* begin Given records *

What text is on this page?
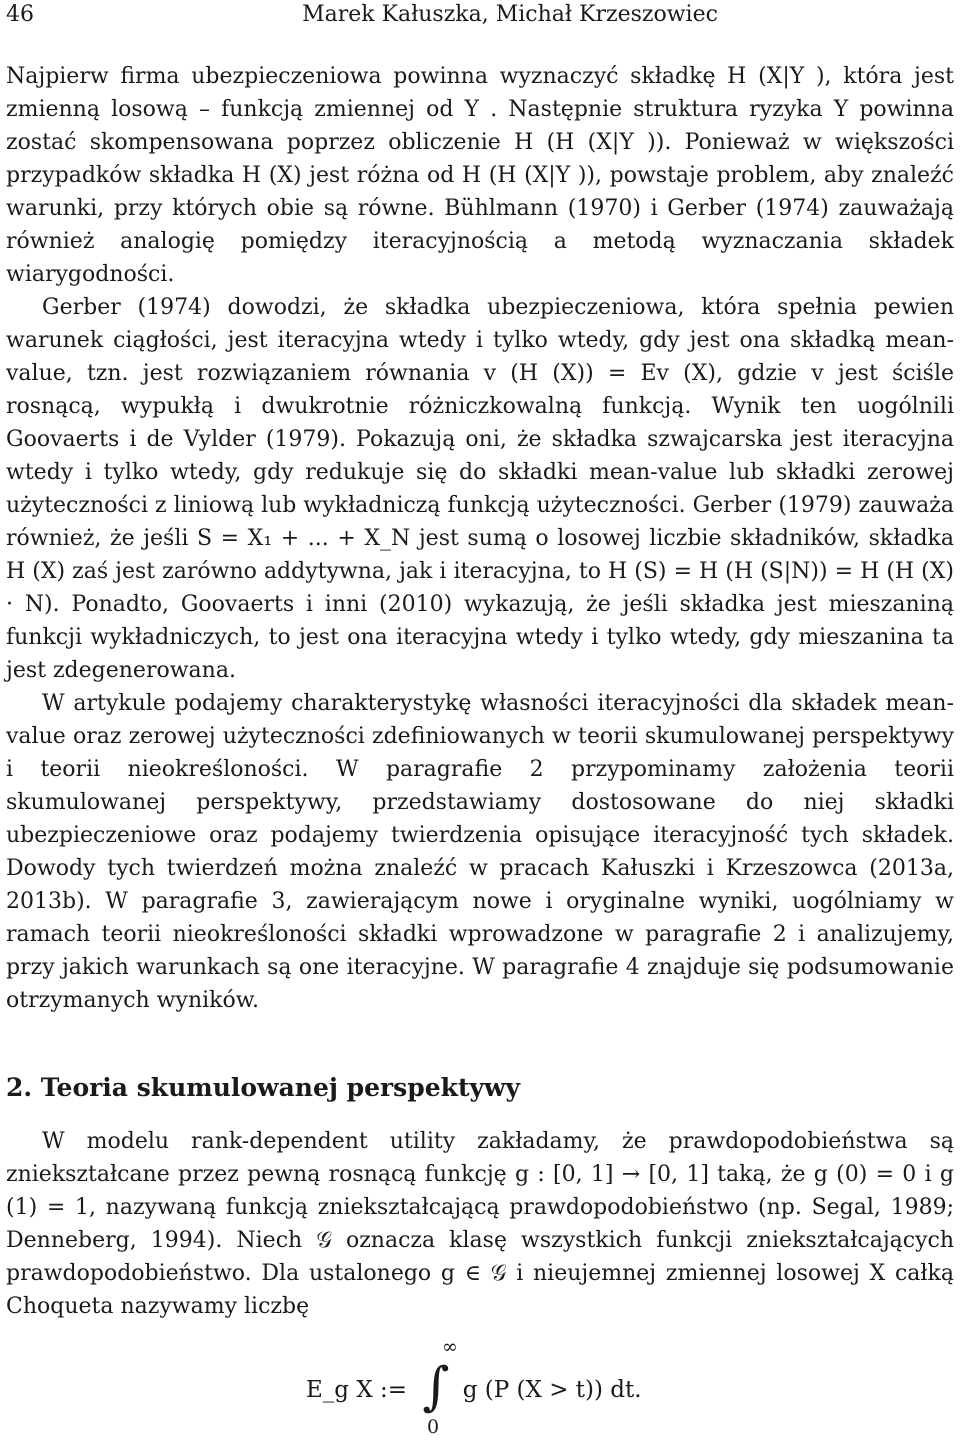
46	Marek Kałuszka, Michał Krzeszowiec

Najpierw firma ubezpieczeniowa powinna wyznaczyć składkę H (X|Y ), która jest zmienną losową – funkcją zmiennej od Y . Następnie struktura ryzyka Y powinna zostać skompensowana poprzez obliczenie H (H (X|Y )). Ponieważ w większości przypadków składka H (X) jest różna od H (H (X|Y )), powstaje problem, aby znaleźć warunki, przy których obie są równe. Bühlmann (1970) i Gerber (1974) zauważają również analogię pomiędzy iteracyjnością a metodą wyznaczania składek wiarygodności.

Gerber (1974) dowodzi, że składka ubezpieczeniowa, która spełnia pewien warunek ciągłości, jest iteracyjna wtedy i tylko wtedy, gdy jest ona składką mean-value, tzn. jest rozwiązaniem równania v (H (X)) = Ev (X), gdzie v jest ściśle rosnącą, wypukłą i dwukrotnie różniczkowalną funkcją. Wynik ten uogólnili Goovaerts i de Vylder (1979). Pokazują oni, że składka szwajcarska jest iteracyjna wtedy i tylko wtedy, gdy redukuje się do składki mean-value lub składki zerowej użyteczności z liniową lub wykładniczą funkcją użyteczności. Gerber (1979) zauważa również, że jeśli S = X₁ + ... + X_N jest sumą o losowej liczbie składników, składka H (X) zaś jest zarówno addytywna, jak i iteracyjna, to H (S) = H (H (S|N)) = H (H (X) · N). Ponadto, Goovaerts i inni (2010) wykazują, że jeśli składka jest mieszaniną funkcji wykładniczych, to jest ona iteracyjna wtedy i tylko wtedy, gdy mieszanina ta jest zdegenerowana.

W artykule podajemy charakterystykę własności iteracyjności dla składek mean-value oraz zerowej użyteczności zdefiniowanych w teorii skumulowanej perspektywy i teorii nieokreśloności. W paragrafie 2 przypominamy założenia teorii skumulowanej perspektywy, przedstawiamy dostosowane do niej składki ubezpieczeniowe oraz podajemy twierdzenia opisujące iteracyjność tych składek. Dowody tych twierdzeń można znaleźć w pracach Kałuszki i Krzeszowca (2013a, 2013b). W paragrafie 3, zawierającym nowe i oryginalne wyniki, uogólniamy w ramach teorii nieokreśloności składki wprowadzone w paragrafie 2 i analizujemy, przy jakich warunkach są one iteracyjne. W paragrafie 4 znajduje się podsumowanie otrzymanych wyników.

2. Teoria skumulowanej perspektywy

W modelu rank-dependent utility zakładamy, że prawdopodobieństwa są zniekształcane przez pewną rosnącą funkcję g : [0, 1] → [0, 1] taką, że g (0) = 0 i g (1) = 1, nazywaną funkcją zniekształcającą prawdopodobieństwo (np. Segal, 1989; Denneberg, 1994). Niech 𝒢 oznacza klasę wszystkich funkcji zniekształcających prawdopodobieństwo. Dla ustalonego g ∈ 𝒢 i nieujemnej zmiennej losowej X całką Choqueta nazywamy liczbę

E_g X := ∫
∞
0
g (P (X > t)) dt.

* end Given records *

_What you have to do_
Quote in full the listing given above; the images are to be left out.

_Exercise result_
What text is on this page?
46	Marek Kałuszka, Michał Krzeszowiec

Najpierw firma ubezpieczeniowa powinna wyznaczyć składkę H (X|Y ), która jest zmienną losową – funkcją zmiennej od Y . Następnie struktura ryzyka Y powinna zostać skompensowana poprzez obliczenie H (H (X|Y )). Ponieważ w większości przypadków składka H (X) jest różna od H (H (X|Y )), powstaje problem, aby znaleźć warunki, przy których obie są równe. Bühlmann (1970) i Gerber (1974) zauważają również analogię pomiędzy iteracyjnością a metodą wyznaczania składek wiarygodności.

Gerber (1974) dowodzi, że składka ubezpieczeniowa, która spełnia pewien warunek ciągłości, jest iteracyjna wtedy i tylko wtedy, gdy jest ona składką mean-value, tzn. jest rozwiązaniem równania v (H (X)) = Ev (X), gdzie v jest ściśle rosnącą, wypukłą i dwukrotnie różniczkowalną funkcją. Wynik ten uogólnili Goovaerts i de Vylder (1979). Pokazują oni, że składka szwajcarska jest iteracyjna wtedy i tylko wtedy, gdy redukuje się do składki mean-value lub składki zerowej użyteczności z liniową lub wykładniczą funkcją użyteczności. Gerber (1979) zauważa również, że jeśli S = X₁ + ... + X_N jest sumą o losowej liczbie składników, składka H (X) zaś jest zarówno addytywna, jak i iteracyjna, to H (S) = H (H (S|N)) = H (H (X) · N). Ponadto, Goovaerts i inni (2010) wykazują, że jeśli składka jest mieszaniną funkcji wykładniczych, to jest ona iteracyjna wtedy i tylko wtedy, gdy mieszanina ta jest zdegenerowana.

W artykule podajemy charakterystykę własności iteracyjności dla składek mean-value oraz zerowej użyteczności zdefiniowanych w teorii skumulowanej perspektywy i teorii nieokreśloności. W paragrafie 2 przypominamy założenia teorii skumulowanej perspektywy, przedstawiamy dostosowane do niej składki ubezpieczeniowe oraz podajemy twierdzenia opisujące iteracyjność tych składek. Dowody tych twierdzeń można znaleźć w pracach Kałuszki i Krzeszowca (2013a, 2013b). W paragrafie 3, zawierającym nowe i oryginalne wyniki, uogólniamy w ramach teorii nieokreśloności składki wprowadzone w paragrafie 2 i analizujemy, przy jakich warunkach są one iteracyjne. W paragrafie 4 znajduje się podsumowanie otrzymanych wyników.

2. Teoria skumulowanej perspektywy

W modelu rank-dependent utility zakładamy, że prawdopodobieństwa są zniekształcane przez pewną rosnącą funkcję g : [0, 1] → [0, 1] taką, że g (0) = 0 i g (1) = 1, nazywaną funkcją zniekształcającą prawdopodobieństwo (np. Segal, 1989; Denneberg, 1994). Niech 𝒢 oznacza klasę wszystkich funkcji zniekształcających prawdopodobieństwo. Dla ustalonego g ∈ 𝒢 i nieujemnej zmiennej losowej X całką Choqueta nazywamy liczbę

E_g X := ∫
∞
0
g (P (X > t)) dt.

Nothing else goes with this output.